**Exercise instructions**
Which modules does the code on the Data Scraper page import? List every one.

**Passage provided**

## CE9010 Introduction to Data Science Project

# Data Scraper



First, we import the relevant libraries.

In [2]:
from bs4 import Comment, BeautifulSoup as bs
import urllib.request
import csv
import traceback
import pandas as pd


# TO BE FORMATTED \\\\\\\\\\\\\\\\\\\\\\\\\\\\\\\\\\\\\\\\\\\\\\\\\\\\\\\\\\\\\\\\\\\\\\\\\\\\\\\\\\\\\\\\\\


Data Acquisition
 ------

#### Warning, long runtime of up to 40 minutes. Program will finish scraping when END OF YEAR: 2016 is printed.

Scraper written in beautifulsoup.

**Record list**
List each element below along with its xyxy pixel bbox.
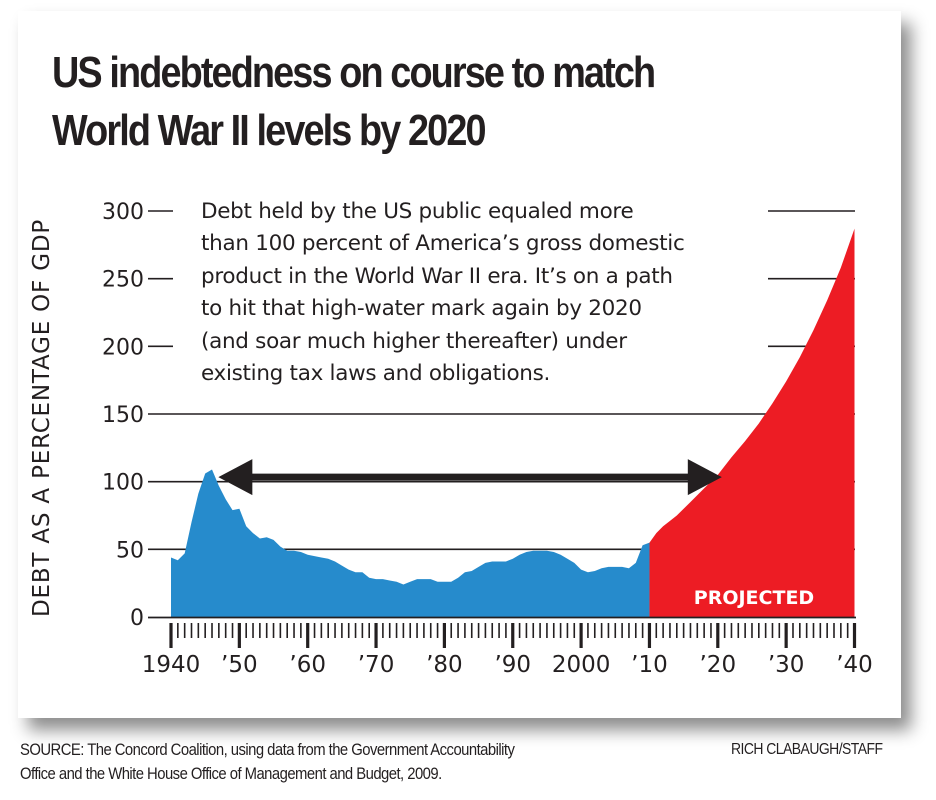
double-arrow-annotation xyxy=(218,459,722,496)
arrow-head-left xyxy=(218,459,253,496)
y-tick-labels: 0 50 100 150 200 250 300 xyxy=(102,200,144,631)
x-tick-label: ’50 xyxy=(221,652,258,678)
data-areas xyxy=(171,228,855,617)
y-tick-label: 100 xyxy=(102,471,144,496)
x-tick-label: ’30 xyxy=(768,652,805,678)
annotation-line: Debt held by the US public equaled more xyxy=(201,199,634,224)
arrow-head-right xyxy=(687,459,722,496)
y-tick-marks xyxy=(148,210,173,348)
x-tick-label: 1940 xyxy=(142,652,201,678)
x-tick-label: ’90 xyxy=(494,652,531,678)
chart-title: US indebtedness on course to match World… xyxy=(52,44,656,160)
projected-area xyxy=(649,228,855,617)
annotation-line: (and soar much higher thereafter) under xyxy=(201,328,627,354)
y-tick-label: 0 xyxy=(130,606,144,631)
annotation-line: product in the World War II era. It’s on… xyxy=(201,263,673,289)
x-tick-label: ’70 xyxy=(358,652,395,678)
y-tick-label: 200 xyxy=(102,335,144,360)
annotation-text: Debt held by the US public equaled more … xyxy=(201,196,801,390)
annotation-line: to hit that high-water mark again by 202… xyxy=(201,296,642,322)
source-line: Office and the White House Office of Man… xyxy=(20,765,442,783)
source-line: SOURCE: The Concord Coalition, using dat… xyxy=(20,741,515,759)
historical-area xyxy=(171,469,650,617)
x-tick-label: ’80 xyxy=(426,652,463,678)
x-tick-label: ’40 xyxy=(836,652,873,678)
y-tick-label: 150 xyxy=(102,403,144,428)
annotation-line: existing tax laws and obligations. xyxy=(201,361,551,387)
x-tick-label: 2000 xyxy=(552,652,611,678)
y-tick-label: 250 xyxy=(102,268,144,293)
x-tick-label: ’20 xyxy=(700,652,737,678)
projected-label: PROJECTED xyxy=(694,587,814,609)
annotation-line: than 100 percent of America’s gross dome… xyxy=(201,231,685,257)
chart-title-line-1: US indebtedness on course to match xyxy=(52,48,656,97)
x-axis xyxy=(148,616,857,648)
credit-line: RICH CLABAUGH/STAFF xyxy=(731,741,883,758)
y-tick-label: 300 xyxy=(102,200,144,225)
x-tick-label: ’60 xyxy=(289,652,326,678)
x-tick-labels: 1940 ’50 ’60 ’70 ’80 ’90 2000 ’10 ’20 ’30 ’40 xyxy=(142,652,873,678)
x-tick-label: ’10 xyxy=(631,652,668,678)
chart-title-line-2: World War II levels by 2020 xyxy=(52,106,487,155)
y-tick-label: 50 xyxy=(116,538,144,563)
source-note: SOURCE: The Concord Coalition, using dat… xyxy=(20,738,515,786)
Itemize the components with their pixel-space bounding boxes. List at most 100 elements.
...
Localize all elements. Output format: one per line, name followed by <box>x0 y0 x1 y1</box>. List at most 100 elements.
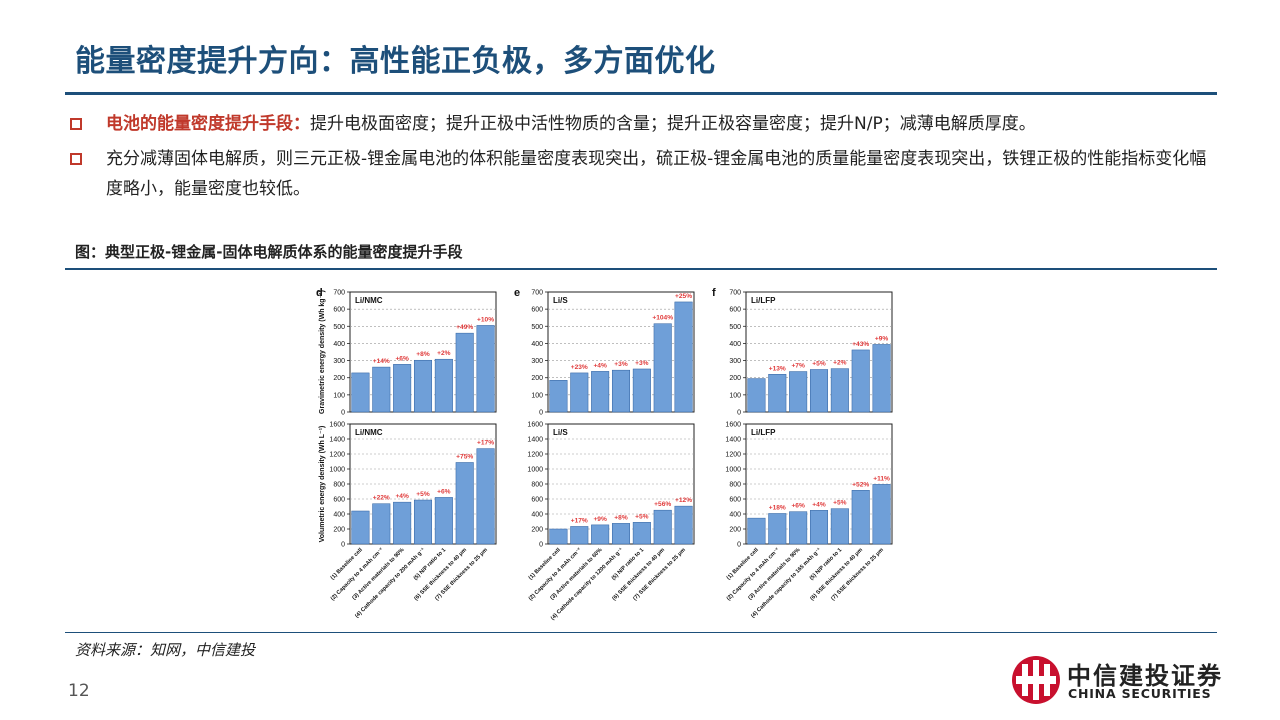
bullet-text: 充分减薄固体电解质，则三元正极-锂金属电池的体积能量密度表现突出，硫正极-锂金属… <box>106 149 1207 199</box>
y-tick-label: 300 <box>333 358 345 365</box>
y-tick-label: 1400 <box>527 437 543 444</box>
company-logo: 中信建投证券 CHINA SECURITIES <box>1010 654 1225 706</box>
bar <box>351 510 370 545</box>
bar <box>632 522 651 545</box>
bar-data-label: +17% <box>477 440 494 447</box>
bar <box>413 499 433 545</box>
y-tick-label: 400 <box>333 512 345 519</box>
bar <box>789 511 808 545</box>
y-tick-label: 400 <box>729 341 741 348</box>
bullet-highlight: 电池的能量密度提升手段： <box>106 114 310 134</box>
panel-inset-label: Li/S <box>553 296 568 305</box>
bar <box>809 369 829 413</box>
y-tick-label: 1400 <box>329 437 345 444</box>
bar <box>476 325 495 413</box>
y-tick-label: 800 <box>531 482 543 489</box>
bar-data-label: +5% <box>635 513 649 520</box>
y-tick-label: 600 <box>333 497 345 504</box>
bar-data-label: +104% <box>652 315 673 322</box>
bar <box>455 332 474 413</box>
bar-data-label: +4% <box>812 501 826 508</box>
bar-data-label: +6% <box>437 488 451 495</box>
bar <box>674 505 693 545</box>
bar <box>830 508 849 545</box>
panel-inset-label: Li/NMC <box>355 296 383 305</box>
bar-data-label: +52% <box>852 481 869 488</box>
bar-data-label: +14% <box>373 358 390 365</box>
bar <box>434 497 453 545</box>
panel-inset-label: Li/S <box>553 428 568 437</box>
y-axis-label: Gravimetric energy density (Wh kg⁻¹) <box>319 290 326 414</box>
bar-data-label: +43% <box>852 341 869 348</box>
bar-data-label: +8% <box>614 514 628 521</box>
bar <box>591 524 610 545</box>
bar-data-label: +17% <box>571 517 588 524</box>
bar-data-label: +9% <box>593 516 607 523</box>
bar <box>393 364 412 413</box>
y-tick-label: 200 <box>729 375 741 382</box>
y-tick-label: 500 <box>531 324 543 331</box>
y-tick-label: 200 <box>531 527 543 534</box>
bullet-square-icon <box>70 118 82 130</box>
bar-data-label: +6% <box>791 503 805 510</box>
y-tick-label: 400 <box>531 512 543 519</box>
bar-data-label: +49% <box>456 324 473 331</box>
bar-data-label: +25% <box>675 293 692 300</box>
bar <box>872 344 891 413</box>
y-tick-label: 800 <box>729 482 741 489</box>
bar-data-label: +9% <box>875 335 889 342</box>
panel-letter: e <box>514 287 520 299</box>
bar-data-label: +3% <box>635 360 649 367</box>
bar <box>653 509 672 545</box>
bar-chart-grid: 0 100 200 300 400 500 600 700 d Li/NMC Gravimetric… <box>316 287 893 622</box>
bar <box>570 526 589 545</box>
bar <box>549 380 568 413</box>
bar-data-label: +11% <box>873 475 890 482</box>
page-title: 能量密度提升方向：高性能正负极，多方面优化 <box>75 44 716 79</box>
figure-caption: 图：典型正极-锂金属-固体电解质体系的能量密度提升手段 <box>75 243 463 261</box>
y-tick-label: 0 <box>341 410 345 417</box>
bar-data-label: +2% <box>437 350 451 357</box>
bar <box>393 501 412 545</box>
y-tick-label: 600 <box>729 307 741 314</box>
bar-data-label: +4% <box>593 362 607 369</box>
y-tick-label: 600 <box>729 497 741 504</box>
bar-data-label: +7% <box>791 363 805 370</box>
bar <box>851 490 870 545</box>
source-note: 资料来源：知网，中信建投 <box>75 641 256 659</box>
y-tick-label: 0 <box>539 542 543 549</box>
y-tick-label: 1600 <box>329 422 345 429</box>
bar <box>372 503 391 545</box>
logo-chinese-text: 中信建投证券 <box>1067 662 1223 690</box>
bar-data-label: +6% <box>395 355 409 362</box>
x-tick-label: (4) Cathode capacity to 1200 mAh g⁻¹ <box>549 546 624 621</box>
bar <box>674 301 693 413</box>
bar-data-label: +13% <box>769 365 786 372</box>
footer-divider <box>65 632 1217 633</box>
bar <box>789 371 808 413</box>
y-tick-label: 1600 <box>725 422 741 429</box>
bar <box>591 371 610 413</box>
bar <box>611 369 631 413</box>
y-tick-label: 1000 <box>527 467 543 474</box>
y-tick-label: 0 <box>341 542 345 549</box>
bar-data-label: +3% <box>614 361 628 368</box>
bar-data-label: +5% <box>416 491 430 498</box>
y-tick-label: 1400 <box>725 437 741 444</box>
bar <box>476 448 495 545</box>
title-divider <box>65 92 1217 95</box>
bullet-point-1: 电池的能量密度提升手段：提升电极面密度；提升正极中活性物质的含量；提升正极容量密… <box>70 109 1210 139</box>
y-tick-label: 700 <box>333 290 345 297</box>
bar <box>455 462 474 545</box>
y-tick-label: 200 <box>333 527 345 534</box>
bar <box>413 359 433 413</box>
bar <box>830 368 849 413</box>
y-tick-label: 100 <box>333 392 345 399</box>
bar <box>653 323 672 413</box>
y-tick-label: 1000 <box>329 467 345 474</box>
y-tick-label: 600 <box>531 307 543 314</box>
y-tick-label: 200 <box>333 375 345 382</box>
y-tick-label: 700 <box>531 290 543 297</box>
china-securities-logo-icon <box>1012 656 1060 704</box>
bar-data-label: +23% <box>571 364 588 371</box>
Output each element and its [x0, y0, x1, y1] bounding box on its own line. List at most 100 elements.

**Written solution**
bs4, urllib.request, csv, traceback, pandas